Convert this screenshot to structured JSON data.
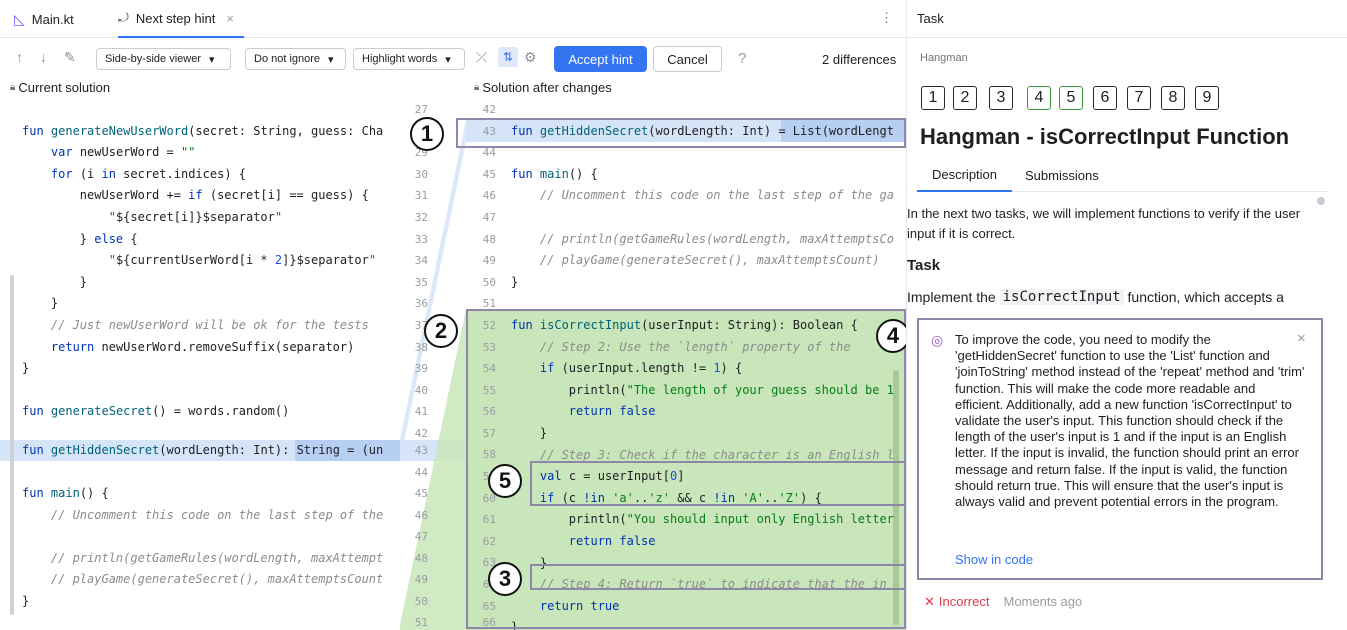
{
  "tabs": [
    {
      "label": "Main.kt"
    },
    {
      "label": "Next step hint"
    }
  ],
  "toolbar": {
    "viewer": "Side-by-side viewer",
    "ignore": "Do not ignore",
    "highlight": "Highlight words",
    "accept": "Accept hint",
    "cancel": "Cancel",
    "help": "?",
    "differences": "2 differences"
  },
  "left_panel": {
    "label": "Current solution"
  },
  "right_panel": {
    "label": "Solution after changes"
  },
  "left_code_numbers": [
    "27",
    "28",
    "29",
    "30",
    "31",
    "32",
    "33",
    "34",
    "35",
    "36",
    "37",
    "38",
    "39",
    "40",
    "41",
    "42",
    "43",
    "44",
    "45",
    "46",
    "47",
    "48",
    "49",
    "50",
    "51"
  ],
  "right_code_numbers": [
    "42",
    "43",
    "44",
    "45",
    "46",
    "47",
    "48",
    "49",
    "50",
    "51",
    "52",
    "53",
    "54",
    "55",
    "56",
    "57",
    "58",
    "59",
    "60",
    "61",
    "62",
    "63",
    "64",
    "65",
    "66"
  ],
  "badges": [
    "1",
    "2",
    "3",
    "4",
    "5"
  ],
  "side_panel": {
    "title": "Task",
    "course": "Hangman",
    "task_numbers": [
      "1",
      "2",
      "3",
      "4",
      "5",
      "6",
      "7",
      "8",
      "9"
    ],
    "heading": "Hangman - isCorrectInput Function",
    "tab_description": "Description",
    "tab_submissions": "Submissions",
    "description_1": "In the next two tasks, we will implement functions to verify if the user input if it is correct.",
    "subheading": "Task",
    "implement_prefix": "Implement the ",
    "implement_code": "isCorrectInput",
    "implement_suffix": " function, which accepts a",
    "hint_text": "To improve the code, you need to modify the 'getHiddenSecret' function to use the 'List' function and 'joinToString' method instead of the 'repeat' method and 'trim' function. This will make the code more readable and efficient. Additionally, add a new function 'isCorrectInput' to validate the user's input. This function should check if the length of the user's input is 1 and if the input is an English letter. If the input is invalid, the function should print an error message and return false. If the input is valid, the function should return true. This will ensure that the user's input is always valid and prevent potential errors in the program.",
    "show_in_code": "Show in code",
    "status": "Incorrect",
    "time": "Moments ago"
  },
  "colors": {
    "accent": "#3574f0",
    "added_bg": "#c8e6b9",
    "modified_bg": "#d6e4f8",
    "badge_border": "#8e87a8"
  }
}
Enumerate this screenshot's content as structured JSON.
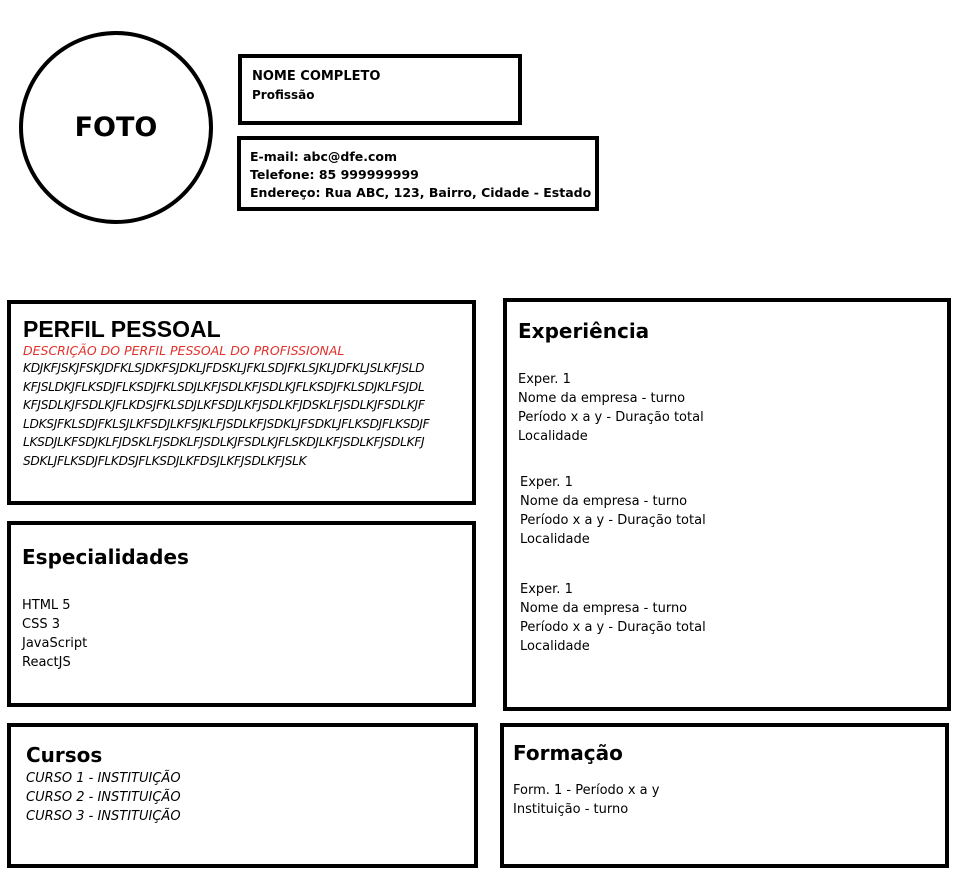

______________________________

◆ Stated task
Leaving the pictures aside, transcribe the entire listing exactly.

◆ Answer in full
Convert this screenshot to structured JSON data.
{
  "tabs": [
    {
      "label": "Main.kt"
    },
    {
      "label": "Next step hint"
    }
  ],
  "toolbar": {
    "viewer": "Side-by-side viewer",
    "ignore": "Do not ignore",
    "highlight": "Highlight words",
    "accept": "Accept hint",
    "cancel": "Cancel",
    "help": "?",
    "differences": "2 differences"
  },
  "left_panel": {
    "label": "Current solution"
  },
  "right_panel": {
    "label": "Solution after changes"
  },
  "left_code_numbers": [
    "27",
    "28",
    "29",
    "30",
    "31",
    "32",
    "33",
    "34",
    "35",
    "36",
    "37",
    "38",
    "39",
    "40",
    "41",
    "42",
    "43",
    "44",
    "45",
    "46",
    "47",
    "48",
    "49",
    "50",
    "51"
  ],
  "right_code_numbers": [
    "42",
    "43",
    "44",
    "45",
    "46",
    "47",
    "48",
    "49",
    "50",
    "51",
    "52",
    "53",
    "54",
    "55",
    "56",
    "57",
    "58",
    "59",
    "60",
    "61",
    "62",
    "63",
    "64",
    "65",
    "66"
  ],
  "badges": [
    "1",
    "2",
    "3",
    "4",
    "5"
  ],
  "side_panel": {
    "title": "Task",
    "course": "Hangman",
    "task_numbers": [
      "1",
      "2",
      "3",
      "4",
      "5",
      "6",
      "7",
      "8",
      "9"
    ],
    "heading": "Hangman - isCorrectInput Function",
    "tab_description": "Description",
    "tab_submissions": "Submissions",
    "description_1": "In the next two tasks, we will implement functions to verify if the user input if it is correct.",
    "subheading": "Task",
    "implement_prefix": "Implement the ",
    "implement_code": "isCorrectInput",
    "implement_suffix": " function, which accepts a",
    "hint_text": "To improve the code, you need to modify the 'getHiddenSecret' function to use the 'List' function and 'joinToString' method instead of the 'repeat' method and 'trim' function. This will make the code more readable and efficient. Additionally, add a new function 'isCorrectInput' to validate the user's input. This function should check if the length of the user's input is 1 and if the input is an English letter. If the input is invalid, the function should print an error message and return false. If the input is valid, the function should return true. This will ensure that the user's input is always valid and prevent potential errors in the program.",
    "show_in_code": "Show in code",
    "status": "Incorrect",
    "time": "Moments ago"
  },
  "colors": {
    "accent": "#3574f0",
    "added_bg": "#c8e6b9",
    "modified_bg": "#d6e4f8",
    "badge_border": "#8e87a8"
  }
}
Enumerate this screenshot's content as structured JSON.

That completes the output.